%%

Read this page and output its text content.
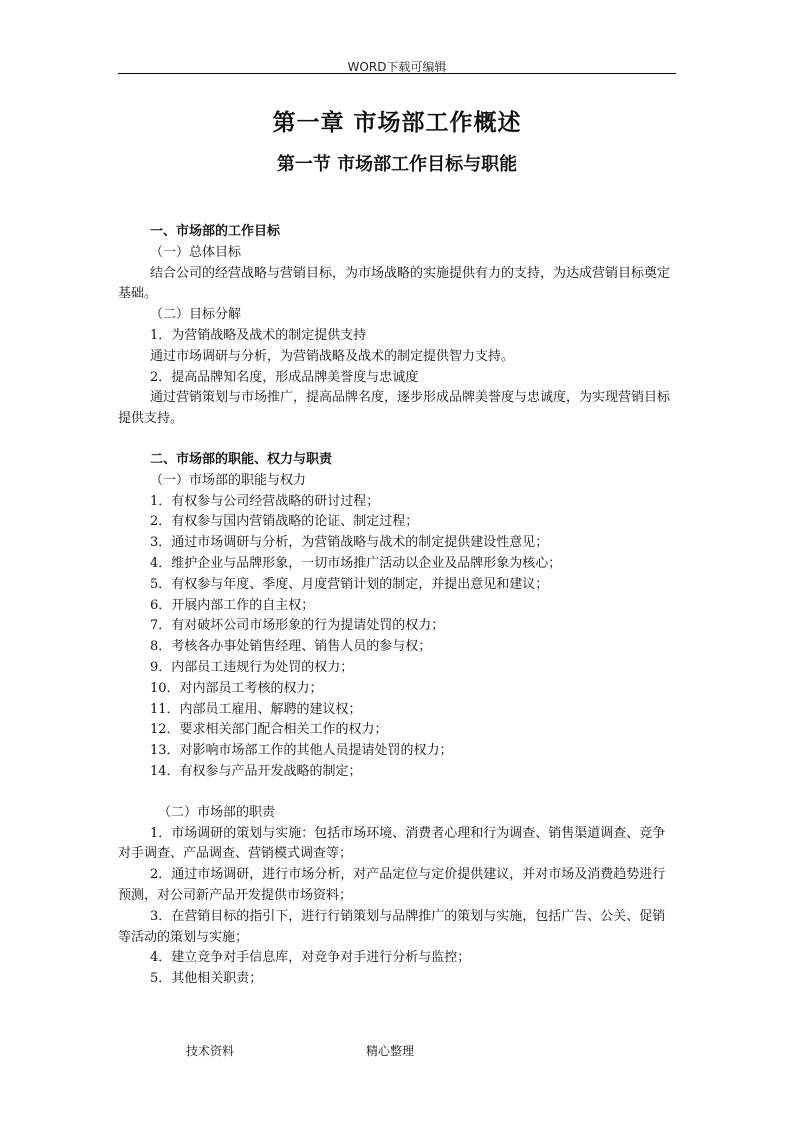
WORD下载可编辑
第一章 市场部工作概述
第一节 市场部工作目标与职能

一、市场部的工作目标

（一）总体目标

结合公司的经营战略与营销目标，为市场战略的实施提供有力的支持，为达成营销目标奠定基础。

（二）目标分解

1．为营销战略及战术的制定提供支持

通过市场调研与分析，为营销战略及战术的制定提供智力支持。

2．提高品牌知名度，形成品牌美誉度与忠诚度

通过营销策划与市场推广，提高品牌名度，逐步形成品牌美誉度与忠诚度，为实现营销目标提供支持。

二、市场部的职能、权力与职责

（一）市场部的职能与权力

1．有权参与公司经营战略的研讨过程；

2．有权参与国内营销战略的论证、制定过程；

3．通过市场调研与分析，为营销战略与战术的制定提供建设性意见；

4．维护企业与品牌形象，一切市场推广活动以企业及品牌形象为核心；

5．有权参与年度、季度、月度营销计划的制定，并提出意见和建议；

6．开展内部工作的自主权；

7．有对破坏公司市场形象的行为提请处罚的权力；

8．考核各办事处销售经理、销售人员的参与权；

9．内部员工违规行为处罚的权力；

10．对内部员工考核的权力；

11．内部员工雇用、解聘的建议权；

12．要求相关部门配合相关工作的权力；

13．对影响市场部工作的其他人员提请处罚的权力；

14．有权参与产品开发战略的制定；

（二）市场部的职责

1．市场调研的策划与实施：包括市场环境、消费者心理和行为调查、销售渠道调查、竞争对手调查、产品调查、营销模式调查等；

2．通过市场调研，进行市场分析，对产品定位与定价提供建议，并对市场及消费趋势进行预测，对公司新产品开发提供市场资料；

3．在营销目标的指引下，进行行销策划与品牌推广的策划与实施，包括广告、公关、促销等活动的策划与实施；

4．建立竞争对手信息库，对竞争对手进行分析与监控；

5．其他相关职责；

技术资料	精心整理
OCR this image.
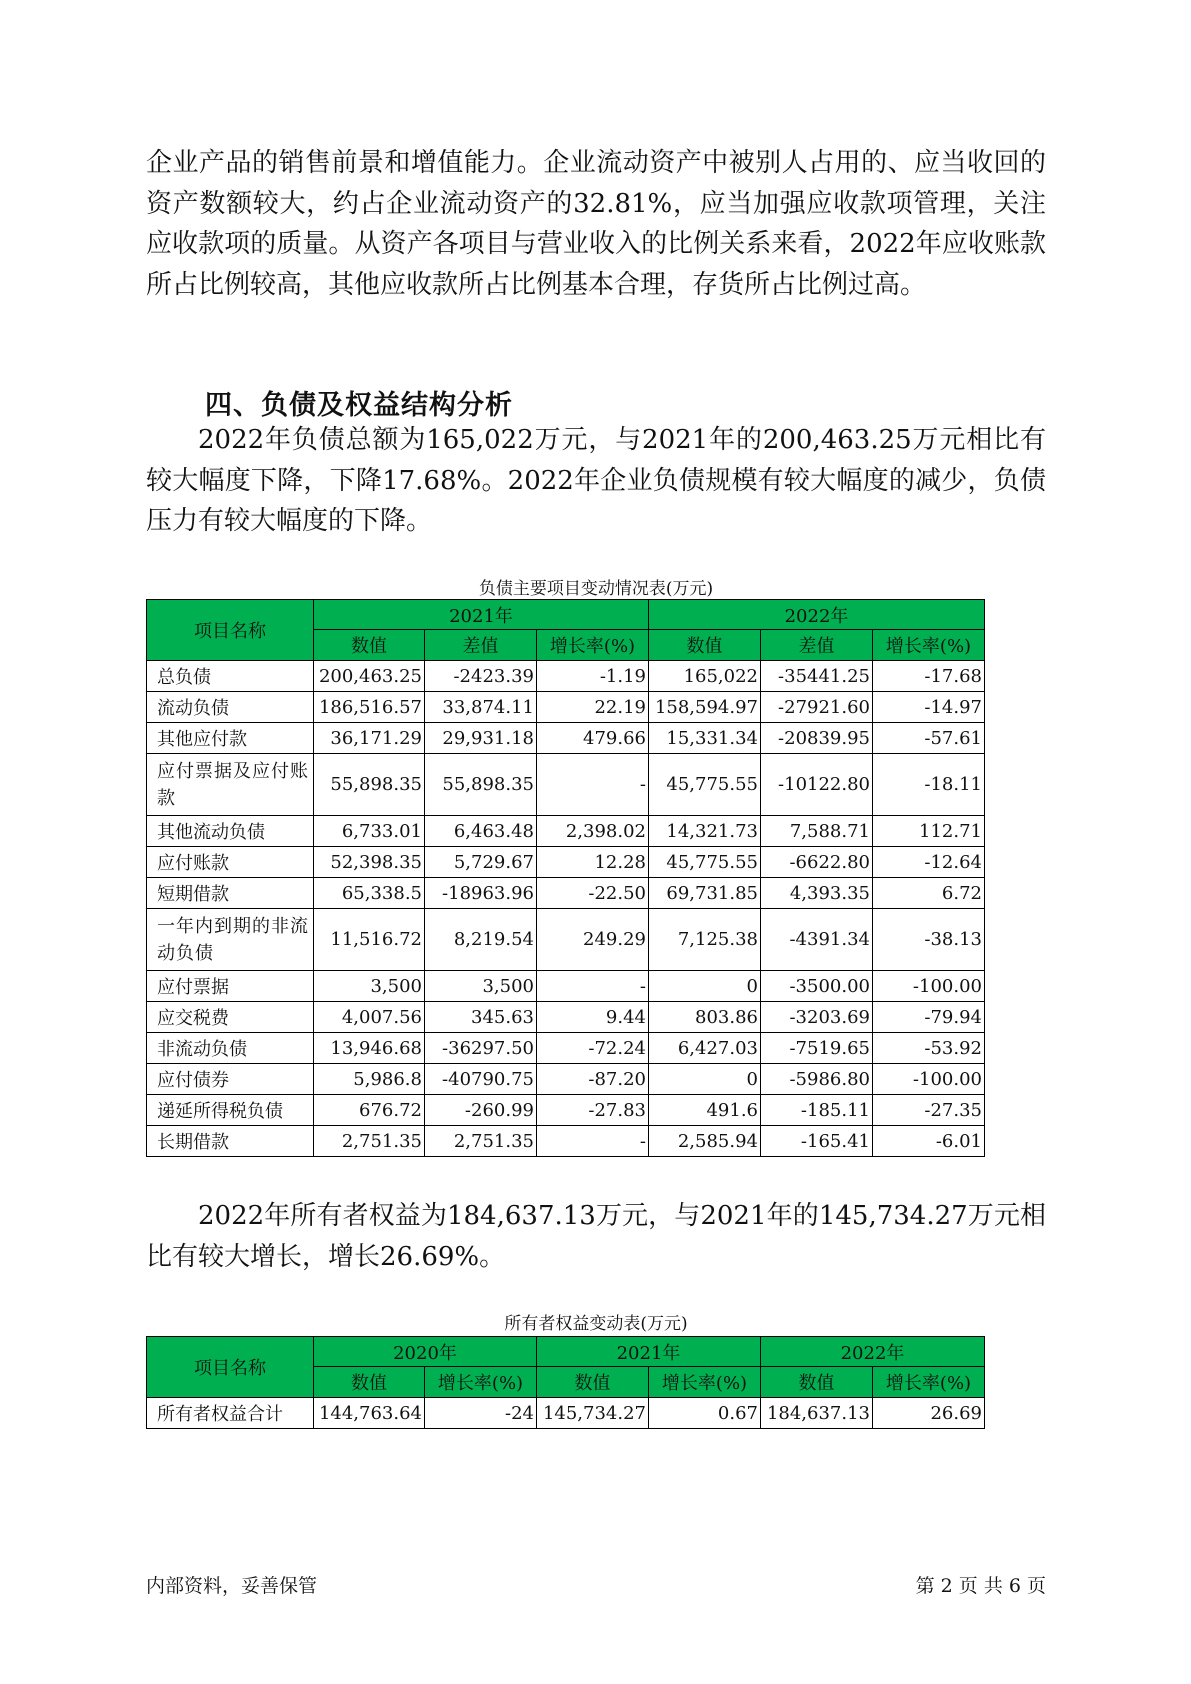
企业产品的销售前景和增值能力。企业流动资产中被别人占用的、应当收回的资产数额较大，约占企业流动资产的32.81%，应当加强应收款项管理，关注应收款项的质量。从资产各项目与营业收入的比例关系来看，2022年应收账款所占比例较高，其他应收款所占比例基本合理，存货所占比例过高。

四、负债及权益结构分析

2022年负债总额为165,022万元，与2021年的200,463.25万元相比有较大幅度下降，下降17.68%。2022年企业负债规模有较大幅度的减少，负债压力有较大幅度的下降。

负债主要项目变动情况表(万元)
项目名称	2021年			2022年		
	数值	差值	增长率(%)	数值	差值	增长率(%)
总负债	200,463.25	-2423.39	-1.19	165,022	-35441.25	-17.68
流动负债	186,516.57	33,874.11	22.19	158,594.97	-27921.60	-14.97
其他应付款	36,171.29	29,931.18	479.66	15,331.34	-20839.95	-57.61
应付票据及应付账款	55,898.35	55,898.35	-	45,775.55	-10122.80	-18.11
其他流动负债	6,733.01	6,463.48	2,398.02	14,321.73	7,588.71	112.71
应付账款	52,398.35	5,729.67	12.28	45,775.55	-6622.80	-12.64
短期借款	65,338.5	-18963.96	-22.50	69,731.85	4,393.35	6.72
一年内到期的非流动负债	11,516.72	8,219.54	249.29	7,125.38	-4391.34	-38.13
应付票据	3,500	3,500	-	0	-3500.00	-100.00
应交税费	4,007.56	345.63	9.44	803.86	-3203.69	-79.94
非流动负债	13,946.68	-36297.50	-72.24	6,427.03	-7519.65	-53.92
应付债券	5,986.8	-40790.75	-87.20	0	-5986.80	-100.00
递延所得税负债	676.72	-260.99	-27.83	491.6	-185.11	-27.35
长期借款	2,751.35	2,751.35	-	2,585.94	-165.41	-6.01

2022年所有者权益为184,637.13万元，与2021年的145,734.27万元相比有较大增长，增长26.69%。

所有者权益变动表(万元)
项目名称	2020年		2021年		2022年	
	数值	增长率(%)	数值	增长率(%)	数值	增长率(%)
所有者权益合计	144,763.64	-24	145,734.27	0.67	184,637.13	26.69
内部资料，妥善保管	第 2 页 共 6 页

%%

Problem description: Using the entries above, state how many lines include the word "this", with no other words.

The solution: 2